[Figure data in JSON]
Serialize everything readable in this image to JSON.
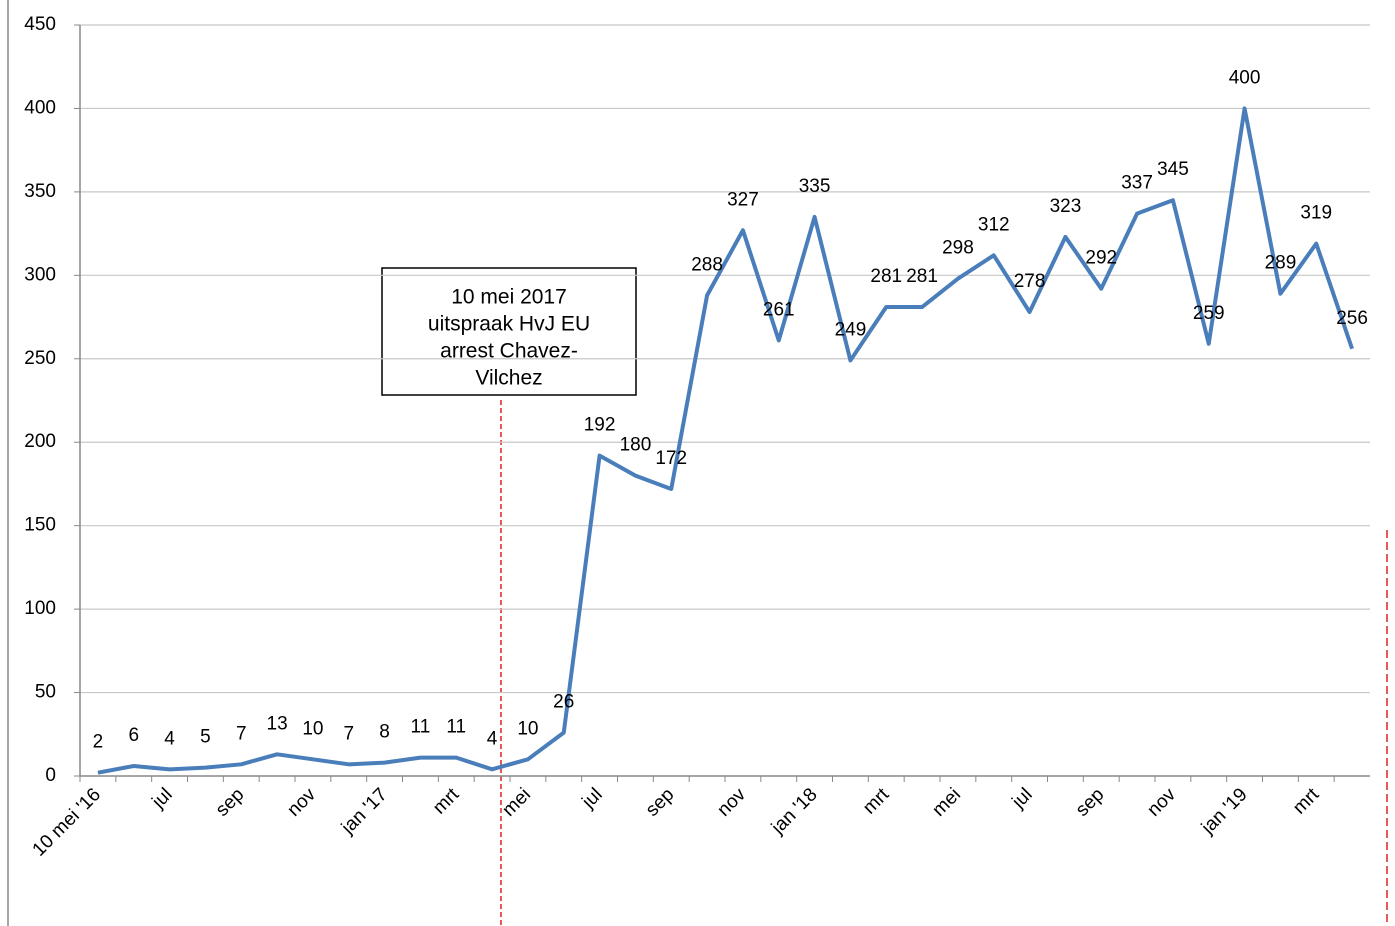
{
  "chart_data": {
    "type": "line",
    "categories": [
      "10 mei '16",
      null,
      "jul",
      null,
      "sep",
      null,
      "nov",
      null,
      "jan '17",
      null,
      "mrt",
      null,
      "mei",
      null,
      "jul",
      null,
      "sep",
      null,
      "nov",
      null,
      "jan '18",
      null,
      "mrt",
      null,
      "mei",
      null,
      "jul",
      null,
      "sep",
      null,
      "nov",
      null,
      "jan '19",
      null,
      "mrt",
      null
    ],
    "series": [
      {
        "color": "#4a7ebb",
        "values": [
          2,
          6,
          4,
          5,
          7,
          13,
          10,
          7,
          8,
          11,
          11,
          4,
          10,
          26,
          192,
          180,
          172,
          288,
          327,
          261,
          335,
          249,
          281,
          281,
          298,
          312,
          278,
          323,
          292,
          337,
          345,
          259,
          400,
          289,
          319,
          256
        ]
      }
    ],
    "ylim": [
      0,
      450
    ],
    "yticks": [
      0,
      50,
      100,
      150,
      200,
      250,
      300,
      350,
      400,
      450
    ],
    "grid": true,
    "annotation": [
      "10 mei 2017",
      "uitspraak HvJ EU",
      "arrest Chavez-",
      "Vilchez"
    ]
  }
}
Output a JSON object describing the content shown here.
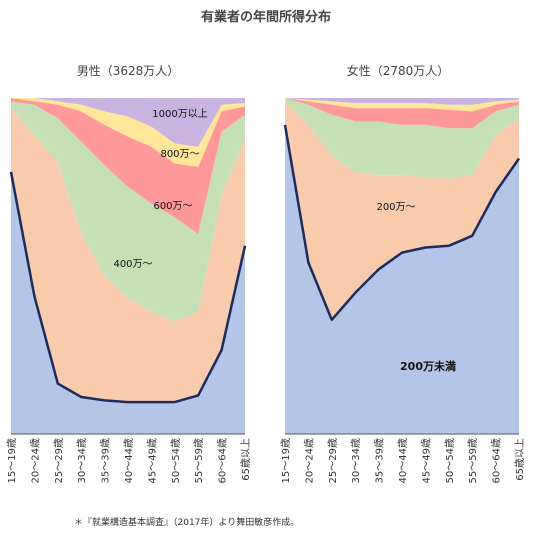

**YOUR GOAL:**
Copy the material shown above in full and exactly. Skip the pictures.

**THE RESPONSE:**
Serialize everything readable in this image to JSON.
{
  "chart_data": {
    "type": "line",
    "categories": [
      "10 mei '16",
      null,
      "jul",
      null,
      "sep",
      null,
      "nov",
      null,
      "jan '17",
      null,
      "mrt",
      null,
      "mei",
      null,
      "jul",
      null,
      "sep",
      null,
      "nov",
      null,
      "jan '18",
      null,
      "mrt",
      null,
      "mei",
      null,
      "jul",
      null,
      "sep",
      null,
      "nov",
      null,
      "jan '19",
      null,
      "mrt",
      null
    ],
    "series": [
      {
        "color": "#4a7ebb",
        "values": [
          2,
          6,
          4,
          5,
          7,
          13,
          10,
          7,
          8,
          11,
          11,
          4,
          10,
          26,
          192,
          180,
          172,
          288,
          327,
          261,
          335,
          249,
          281,
          281,
          298,
          312,
          278,
          323,
          292,
          337,
          345,
          259,
          400,
          289,
          319,
          256
        ]
      }
    ],
    "ylim": [
      0,
      450
    ],
    "yticks": [
      0,
      50,
      100,
      150,
      200,
      250,
      300,
      350,
      400,
      450
    ],
    "grid": true,
    "annotation": [
      "10 mei 2017",
      "uitspraak HvJ EU",
      "arrest Chavez-",
      "Vilchez"
    ]
  }
}
Output a JSON object describing the content shown here.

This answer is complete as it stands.